_GIVEN REQUEST_: In the following material, identify every line holding the string "Solution" and return it.

_RECORDS SUPPLIED_:

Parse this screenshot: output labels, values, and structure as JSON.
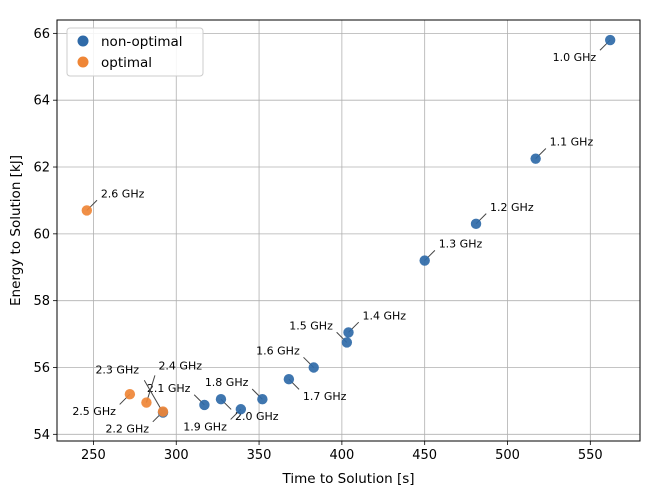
{
  "chart_data": {
    "type": "scatter",
    "title": "",
    "xlabel": "Time to Solution [s]",
    "ylabel": "Energy to Solution [kJ]",
    "xlim": [
      228,
      580
    ],
    "ylim": [
      53.8,
      66.4
    ],
    "xticks": [
      250,
      300,
      350,
      400,
      450,
      500,
      550
    ],
    "yticks": [
      54,
      56,
      58,
      60,
      62,
      64,
      66
    ],
    "grid": true,
    "legend_position": "top-left",
    "series": [
      {
        "name": "non-optimal",
        "color": "#2f6aa8",
        "points": [
          {
            "x": 562,
            "y": 65.8,
            "label": "1.0 GHz",
            "label_pos": "below-left"
          },
          {
            "x": 517,
            "y": 62.25,
            "label": "1.1 GHz",
            "label_pos": "above-right"
          },
          {
            "x": 481,
            "y": 60.3,
            "label": "1.2 GHz",
            "label_pos": "above-right"
          },
          {
            "x": 450,
            "y": 59.2,
            "label": "1.3 GHz",
            "label_pos": "above-right"
          },
          {
            "x": 404,
            "y": 57.05,
            "label": "1.4 GHz",
            "label_pos": "above-right"
          },
          {
            "x": 403,
            "y": 56.75,
            "label": "1.5 GHz",
            "label_pos": "above-left"
          },
          {
            "x": 383,
            "y": 56.0,
            "label": "1.6 GHz",
            "label_pos": "above-left"
          },
          {
            "x": 368,
            "y": 55.65,
            "label": "1.7 GHz",
            "label_pos": "below-right"
          },
          {
            "x": 352,
            "y": 55.05,
            "label": "1.8 GHz",
            "label_pos": "above-left"
          },
          {
            "x": 339,
            "y": 54.75,
            "label": "1.9 GHz",
            "label_pos": "below-left"
          },
          {
            "x": 327,
            "y": 55.05,
            "label": "2.0 GHz",
            "label_pos": "below-right"
          },
          {
            "x": 317,
            "y": 54.88,
            "label": "2.1 GHz",
            "label_pos": "above-left"
          },
          {
            "x": 292,
            "y": 54.65,
            "label": "2.3 GHz",
            "label_pos": "above-left-far"
          }
        ]
      },
      {
        "name": "optimal",
        "color": "#ef8636",
        "points": [
          {
            "x": 246,
            "y": 60.7,
            "label": "2.6 GHz",
            "label_pos": "above-right"
          },
          {
            "x": 272,
            "y": 55.2,
            "label": "2.5 GHz",
            "label_pos": "below-left"
          },
          {
            "x": 282,
            "y": 54.95,
            "label": "2.4 GHz",
            "label_pos": "above-right-far"
          },
          {
            "x": 292,
            "y": 54.68,
            "label": "2.2 GHz",
            "label_pos": "below-left"
          }
        ]
      }
    ]
  }
}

_RESULT BELOW_:
    "xlabel": "Time to Solution [s]",
    "ylabel": "Energy to Solution [kJ]",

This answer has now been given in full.